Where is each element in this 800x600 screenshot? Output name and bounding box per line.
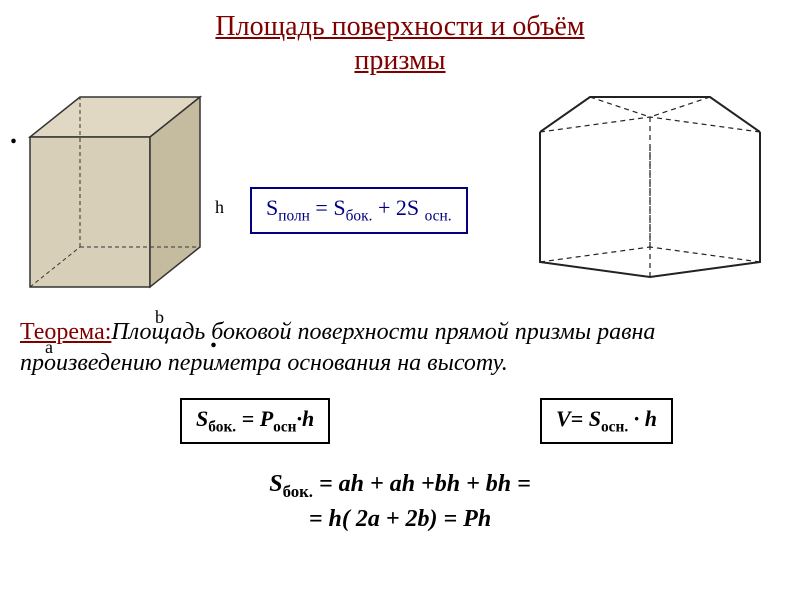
formula-volume: V= Sосн. · h <box>540 398 673 444</box>
theorem-block: Теорема:Площадь боковой поверхности прям… <box>0 317 800 379</box>
deriv-s: S <box>269 471 282 497</box>
f1-sub3: осн. <box>425 208 452 225</box>
label-h: h <box>215 197 224 218</box>
pent-back-base-l <box>540 247 650 262</box>
formula-lateral-surface: Sбок. = Pосн·h <box>180 398 330 444</box>
fs-sub: бок. <box>208 418 236 435</box>
prism-front-face <box>30 137 150 287</box>
derivation-block: Sбок. = ah + ah +bh + bh = = h( 2a + 2b)… <box>0 468 800 537</box>
f1-plus: + 2S <box>372 195 424 220</box>
fs-end: ·h <box>297 406 315 431</box>
rectangular-prism-diagram <box>10 77 220 317</box>
deriv-l1: = ah + ah +bh + bh = <box>313 471 531 497</box>
deriv-l2: = h( 2a + 2b) = Ph <box>309 506 491 532</box>
f1-sub2: бок. <box>346 208 373 225</box>
formulas-row: Sбок. = Pосн·h V= Sосн. · h <box>0 398 800 448</box>
deriv-sub: бок. <box>283 481 313 500</box>
label-b: b <box>155 307 164 328</box>
label-a: a <box>45 337 53 358</box>
pentagonal-prism-diagram <box>520 87 780 287</box>
fs-s: S <box>196 406 208 431</box>
theorem-label: Теорема: <box>20 319 111 345</box>
title-line2: призмы <box>354 45 445 76</box>
f1-s2: S <box>333 195 345 220</box>
formula-full-surface: Sполн = Sбок. + 2S осн. <box>250 187 468 233</box>
fv-end: · h <box>628 406 657 431</box>
page-title: Площадь поверхности и объём призмы <box>0 0 800 77</box>
theorem-text: Площадь боковой поверхности прямой призм… <box>20 319 655 376</box>
title-line1: Площадь поверхности и объём <box>215 11 584 42</box>
fs-eq: = P <box>236 406 273 431</box>
pent-roof-back-r <box>650 97 710 117</box>
pent-back-base-r <box>650 247 760 262</box>
fv-v: V= S <box>556 406 601 431</box>
f1-sub1: полн <box>278 208 310 225</box>
f1-s1: S <box>266 195 278 220</box>
diagrams-row: . h b a . Sполн = Sбок. + 2S осн. <box>0 77 800 307</box>
dot-bottom: . <box>210 323 217 355</box>
fv-sub: осн. <box>601 418 628 435</box>
f1-eq: = <box>310 195 333 220</box>
fs-psub: осн <box>273 418 296 435</box>
pent-roof-back-l <box>590 97 650 117</box>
-=-=-=-=-
- WHAT NEEDS TO BE DONE -
Find every line in the material above that contains the string "Sполн", matching case exactly, and copy each of those lines in full.

- EXERCISE RESPONSE -
formula-full-surface: Sполн = Sбок. + 2S осн. <box>250 187 468 233</box>
diagrams-row: . h b a . Sполн = Sбок. + 2S осн. <box>0 77 800 307</box>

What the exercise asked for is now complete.